Can you pull out each line of the data below that includes the word "Cintura"?
[BEGIN Extracted records]
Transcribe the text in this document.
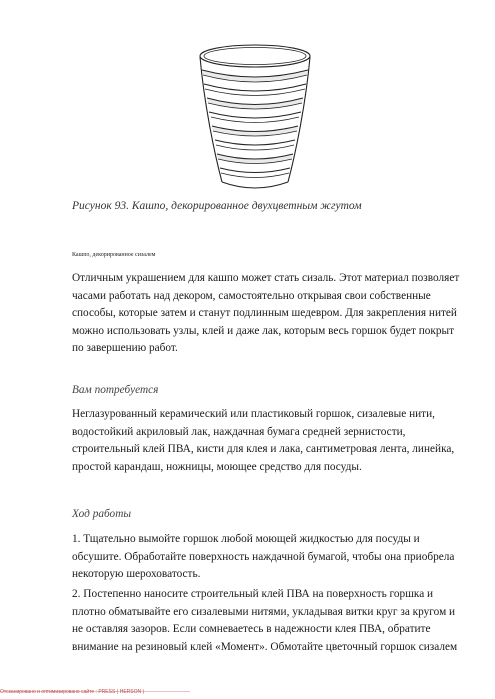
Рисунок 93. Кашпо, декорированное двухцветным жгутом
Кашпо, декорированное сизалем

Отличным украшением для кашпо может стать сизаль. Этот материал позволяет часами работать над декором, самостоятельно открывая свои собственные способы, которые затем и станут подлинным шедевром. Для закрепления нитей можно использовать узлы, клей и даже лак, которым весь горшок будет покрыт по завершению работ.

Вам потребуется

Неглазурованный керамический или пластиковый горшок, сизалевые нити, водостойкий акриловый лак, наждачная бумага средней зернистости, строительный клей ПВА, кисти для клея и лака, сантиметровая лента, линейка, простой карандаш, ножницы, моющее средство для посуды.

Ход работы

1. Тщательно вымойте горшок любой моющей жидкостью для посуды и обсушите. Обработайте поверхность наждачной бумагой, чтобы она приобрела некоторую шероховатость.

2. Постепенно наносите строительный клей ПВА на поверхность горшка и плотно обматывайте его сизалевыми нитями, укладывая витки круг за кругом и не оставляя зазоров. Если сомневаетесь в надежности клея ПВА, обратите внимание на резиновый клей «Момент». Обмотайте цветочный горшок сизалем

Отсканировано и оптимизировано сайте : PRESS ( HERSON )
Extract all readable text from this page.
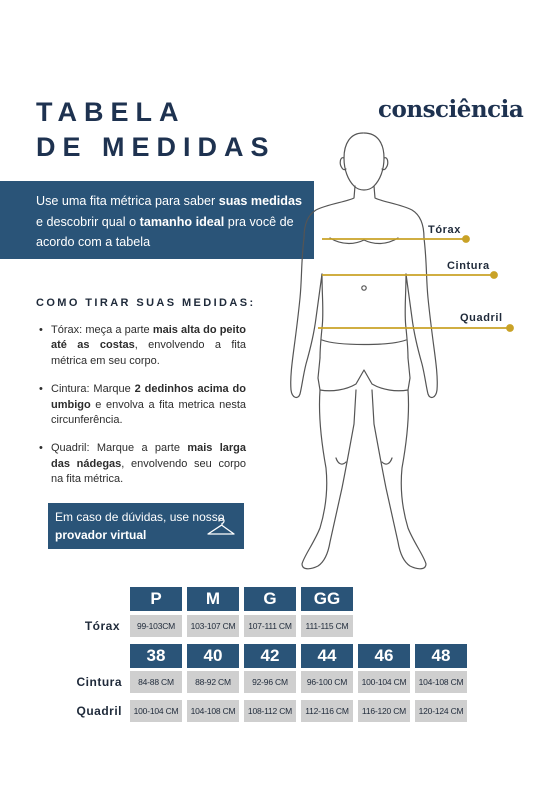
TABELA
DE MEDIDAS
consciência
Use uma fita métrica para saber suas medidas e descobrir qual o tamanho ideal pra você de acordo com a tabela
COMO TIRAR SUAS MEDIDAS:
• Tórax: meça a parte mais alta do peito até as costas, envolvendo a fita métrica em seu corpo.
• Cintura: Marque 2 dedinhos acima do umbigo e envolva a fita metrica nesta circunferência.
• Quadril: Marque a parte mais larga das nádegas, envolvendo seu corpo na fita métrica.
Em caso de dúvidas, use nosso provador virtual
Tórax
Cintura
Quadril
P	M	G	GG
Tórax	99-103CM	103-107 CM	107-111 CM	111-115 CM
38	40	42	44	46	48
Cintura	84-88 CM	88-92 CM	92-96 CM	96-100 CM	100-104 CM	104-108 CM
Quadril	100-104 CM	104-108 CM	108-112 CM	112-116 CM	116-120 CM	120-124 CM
[END Extracted records]
_Solution for this exercise_
• Cintura: Marque 2 dedinhos acima do umbigo e envolva a fita metrica nesta circunferência.
Cintura
Cintura	84-88 CM	88-92 CM	92-96 CM	96-100 CM	100-104 CM	104-108 CM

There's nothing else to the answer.